--- Start ---

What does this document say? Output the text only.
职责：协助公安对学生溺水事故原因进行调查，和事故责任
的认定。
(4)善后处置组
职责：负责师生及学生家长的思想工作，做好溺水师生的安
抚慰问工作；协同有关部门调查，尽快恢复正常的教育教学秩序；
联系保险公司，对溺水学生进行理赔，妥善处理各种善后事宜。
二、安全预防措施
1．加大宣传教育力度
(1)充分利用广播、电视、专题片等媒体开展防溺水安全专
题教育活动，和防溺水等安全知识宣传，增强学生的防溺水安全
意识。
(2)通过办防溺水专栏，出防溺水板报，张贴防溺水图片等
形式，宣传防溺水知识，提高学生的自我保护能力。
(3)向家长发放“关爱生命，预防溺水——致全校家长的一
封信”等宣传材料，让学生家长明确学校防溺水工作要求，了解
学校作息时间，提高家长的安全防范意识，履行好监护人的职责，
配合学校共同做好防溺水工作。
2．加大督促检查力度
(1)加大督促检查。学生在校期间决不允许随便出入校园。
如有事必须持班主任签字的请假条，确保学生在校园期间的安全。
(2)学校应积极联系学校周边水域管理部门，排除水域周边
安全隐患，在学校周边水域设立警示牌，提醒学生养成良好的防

--- End ---

Required work
All of the material must be reproduced exactly.

Answer to this task
What does this document say? Output the text only.
职责：协助公安对学生溺水事故原因进行调查，和事故责任
的认定。
(4)善后处置组
职责：负责师生及学生家长的思想工作，做好溺水师生的安
抚慰问工作；协同有关部门调查，尽快恢复正常的教育教学秩序；
联系保险公司，对溺水学生进行理赔，妥善处理各种善后事宜。
二、安全预防措施
1．加大宣传教育力度
(1)充分利用广播、电视、专题片等媒体开展防溺水安全专
题教育活动，和防溺水等安全知识宣传，增强学生的防溺水安全
意识。
(2)通过办防溺水专栏，出防溺水板报，张贴防溺水图片等
形式，宣传防溺水知识，提高学生的自我保护能力。
(3)向家长发放“关爱生命，预防溺水——致全校家长的一
封信”等宣传材料，让学生家长明确学校防溺水工作要求，了解
学校作息时间，提高家长的安全防范意识，履行好监护人的职责，
配合学校共同做好防溺水工作。
2．加大督促检查力度
(1)加大督促检查。学生在校期间决不允许随便出入校园。
如有事必须持班主任签字的请假条，确保学生在校园期间的安全。
(2)学校应积极联系学校周边水域管理部门，排除水域周边
安全隐患，在学校周边水域设立警示牌，提醒学生养成良好的防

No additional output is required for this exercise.